Rows from a figure dataset:
+ + +
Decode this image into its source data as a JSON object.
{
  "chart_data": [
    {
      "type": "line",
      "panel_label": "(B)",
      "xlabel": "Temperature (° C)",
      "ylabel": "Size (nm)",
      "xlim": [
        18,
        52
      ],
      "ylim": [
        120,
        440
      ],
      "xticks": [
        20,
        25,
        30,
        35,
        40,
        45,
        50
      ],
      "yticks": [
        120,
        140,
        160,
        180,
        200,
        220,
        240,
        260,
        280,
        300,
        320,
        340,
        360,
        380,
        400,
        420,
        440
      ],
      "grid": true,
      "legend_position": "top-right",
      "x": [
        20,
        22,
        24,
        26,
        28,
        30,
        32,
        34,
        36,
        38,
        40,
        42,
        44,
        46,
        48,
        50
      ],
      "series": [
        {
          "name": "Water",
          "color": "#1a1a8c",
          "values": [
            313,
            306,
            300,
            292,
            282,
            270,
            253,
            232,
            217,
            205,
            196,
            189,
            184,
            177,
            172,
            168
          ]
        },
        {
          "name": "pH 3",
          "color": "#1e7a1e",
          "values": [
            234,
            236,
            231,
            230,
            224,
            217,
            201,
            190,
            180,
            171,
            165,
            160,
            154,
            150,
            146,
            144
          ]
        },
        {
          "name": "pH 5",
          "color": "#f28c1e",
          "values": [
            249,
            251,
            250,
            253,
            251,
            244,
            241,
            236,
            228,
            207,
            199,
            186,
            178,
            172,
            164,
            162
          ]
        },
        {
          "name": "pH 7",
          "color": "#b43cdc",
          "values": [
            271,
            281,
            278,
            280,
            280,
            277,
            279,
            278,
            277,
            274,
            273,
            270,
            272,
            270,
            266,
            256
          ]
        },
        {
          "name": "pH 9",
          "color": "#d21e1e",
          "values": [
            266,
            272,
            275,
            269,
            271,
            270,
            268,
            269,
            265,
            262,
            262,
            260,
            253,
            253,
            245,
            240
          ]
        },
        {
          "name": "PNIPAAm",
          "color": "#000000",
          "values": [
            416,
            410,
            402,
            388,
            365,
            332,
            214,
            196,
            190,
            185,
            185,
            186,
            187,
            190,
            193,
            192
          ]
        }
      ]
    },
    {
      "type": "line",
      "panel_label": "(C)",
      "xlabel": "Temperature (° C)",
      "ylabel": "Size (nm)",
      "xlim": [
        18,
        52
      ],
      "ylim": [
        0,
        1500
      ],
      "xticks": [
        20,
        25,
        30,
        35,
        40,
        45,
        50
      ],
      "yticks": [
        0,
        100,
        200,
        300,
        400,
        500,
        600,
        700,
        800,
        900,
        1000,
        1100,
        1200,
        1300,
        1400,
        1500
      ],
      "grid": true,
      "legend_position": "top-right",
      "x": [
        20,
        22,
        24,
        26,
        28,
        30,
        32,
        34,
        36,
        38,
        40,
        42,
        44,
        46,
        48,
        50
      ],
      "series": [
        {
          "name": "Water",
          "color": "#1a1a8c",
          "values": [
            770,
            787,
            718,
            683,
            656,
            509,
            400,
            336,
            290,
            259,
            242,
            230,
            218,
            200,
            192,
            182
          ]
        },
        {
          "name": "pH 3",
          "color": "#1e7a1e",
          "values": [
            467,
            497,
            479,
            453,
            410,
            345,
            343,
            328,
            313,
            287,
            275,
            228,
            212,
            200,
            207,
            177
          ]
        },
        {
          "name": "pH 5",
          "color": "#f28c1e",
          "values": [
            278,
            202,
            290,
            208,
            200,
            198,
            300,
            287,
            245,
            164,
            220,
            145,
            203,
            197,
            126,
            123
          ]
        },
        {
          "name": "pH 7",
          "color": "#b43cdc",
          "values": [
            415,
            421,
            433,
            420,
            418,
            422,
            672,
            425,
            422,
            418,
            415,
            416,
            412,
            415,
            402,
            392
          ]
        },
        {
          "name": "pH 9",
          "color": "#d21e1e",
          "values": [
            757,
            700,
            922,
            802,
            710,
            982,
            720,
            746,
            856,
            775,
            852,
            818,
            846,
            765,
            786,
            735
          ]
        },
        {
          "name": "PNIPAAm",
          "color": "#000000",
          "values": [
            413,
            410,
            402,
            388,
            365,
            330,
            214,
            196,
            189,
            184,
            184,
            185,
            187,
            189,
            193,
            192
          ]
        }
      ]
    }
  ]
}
+ + +
- [PROBLEM DESCRIPTION]:
Write the entire listing out again, word for word.

- [RESPONSE TO THE TASK]:
Decode this image into its source data as a JSON object.
{
  "chart_data": [
    {
      "type": "line",
      "panel_label": "(B)",
      "xlabel": "Temperature (° C)",
      "ylabel": "Size (nm)",
      "xlim": [
        18,
        52
      ],
      "ylim": [
        120,
        440
      ],
      "xticks": [
        20,
        25,
        30,
        35,
        40,
        45,
        50
      ],
      "yticks": [
        120,
        140,
        160,
        180,
        200,
        220,
        240,
        260,
        280,
        300,
        320,
        340,
        360,
        380,
        400,
        420,
        440
      ],
      "grid": true,
      "legend_position": "top-right",
      "x": [
        20,
        22,
        24,
        26,
        28,
        30,
        32,
        34,
        36,
        38,
        40,
        42,
        44,
        46,
        48,
        50
      ],
      "series": [
        {
          "name": "Water",
          "color": "#1a1a8c",
          "values": [
            313,
            306,
            300,
            292,
            282,
            270,
            253,
            232,
            217,
            205,
            196,
            189,
            184,
            177,
            172,
            168
          ]
        },
        {
          "name": "pH 3",
          "color": "#1e7a1e",
          "values": [
            234,
            236,
            231,
            230,
            224,
            217,
            201,
            190,
            180,
            171,
            165,
            160,
            154,
            150,
            146,
            144
          ]
        },
        {
          "name": "pH 5",
          "color": "#f28c1e",
          "values": [
            249,
            251,
            250,
            253,
            251,
            244,
            241,
            236,
            228,
            207,
            199,
            186,
            178,
            172,
            164,
            162
          ]
        },
        {
          "name": "pH 7",
          "color": "#b43cdc",
          "values": [
            271,
            281,
            278,
            280,
            280,
            277,
            279,
            278,
            277,
            274,
            273,
            270,
            272,
            270,
            266,
            256
          ]
        },
        {
          "name": "pH 9",
          "color": "#d21e1e",
          "values": [
            266,
            272,
            275,
            269,
            271,
            270,
            268,
            269,
            265,
            262,
            262,
            260,
            253,
            253,
            245,
            240
          ]
        },
        {
          "name": "PNIPAAm",
          "color": "#000000",
          "values": [
            416,
            410,
            402,
            388,
            365,
            332,
            214,
            196,
            190,
            185,
            185,
            186,
            187,
            190,
            193,
            192
          ]
        }
      ]
    },
    {
      "type": "line",
      "panel_label": "(C)",
      "xlabel": "Temperature (° C)",
      "ylabel": "Size (nm)",
      "xlim": [
        18,
        52
      ],
      "ylim": [
        0,
        1500
      ],
      "xticks": [
        20,
        25,
        30,
        35,
        40,
        45,
        50
      ],
      "yticks": [
        0,
        100,
        200,
        300,
        400,
        500,
        600,
        700,
        800,
        900,
        1000,
        1100,
        1200,
        1300,
        1400,
        1500
      ],
      "grid": true,
      "legend_position": "top-right",
      "x": [
        20,
        22,
        24,
        26,
        28,
        30,
        32,
        34,
        36,
        38,
        40,
        42,
        44,
        46,
        48,
        50
      ],
      "series": [
        {
          "name": "Water",
          "color": "#1a1a8c",
          "values": [
            770,
            787,
            718,
            683,
            656,
            509,
            400,
            336,
            290,
            259,
            242,
            230,
            218,
            200,
            192,
            182
          ]
        },
        {
          "name": "pH 3",
          "color": "#1e7a1e",
          "values": [
            467,
            497,
            479,
            453,
            410,
            345,
            343,
            328,
            313,
            287,
            275,
            228,
            212,
            200,
            207,
            177
          ]
        },
        {
          "name": "pH 5",
          "color": "#f28c1e",
          "values": [
            278,
            202,
            290,
            208,
            200,
            198,
            300,
            287,
            245,
            164,
            220,
            145,
            203,
            197,
            126,
            123
          ]
        },
        {
          "name": "pH 7",
          "color": "#b43cdc",
          "values": [
            415,
            421,
            433,
            420,
            418,
            422,
            672,
            425,
            422,
            418,
            415,
            416,
            412,
            415,
            402,
            392
          ]
        },
        {
          "name": "pH 9",
          "color": "#d21e1e",
          "values": [
            757,
            700,
            922,
            802,
            710,
            982,
            720,
            746,
            856,
            775,
            852,
            818,
            846,
            765,
            786,
            735
          ]
        },
        {
          "name": "PNIPAAm",
          "color": "#000000",
          "values": [
            413,
            410,
            402,
            388,
            365,
            330,
            214,
            196,
            189,
            184,
            184,
            185,
            187,
            189,
            193,
            192
          ]
        }
      ]
    }
  ]
}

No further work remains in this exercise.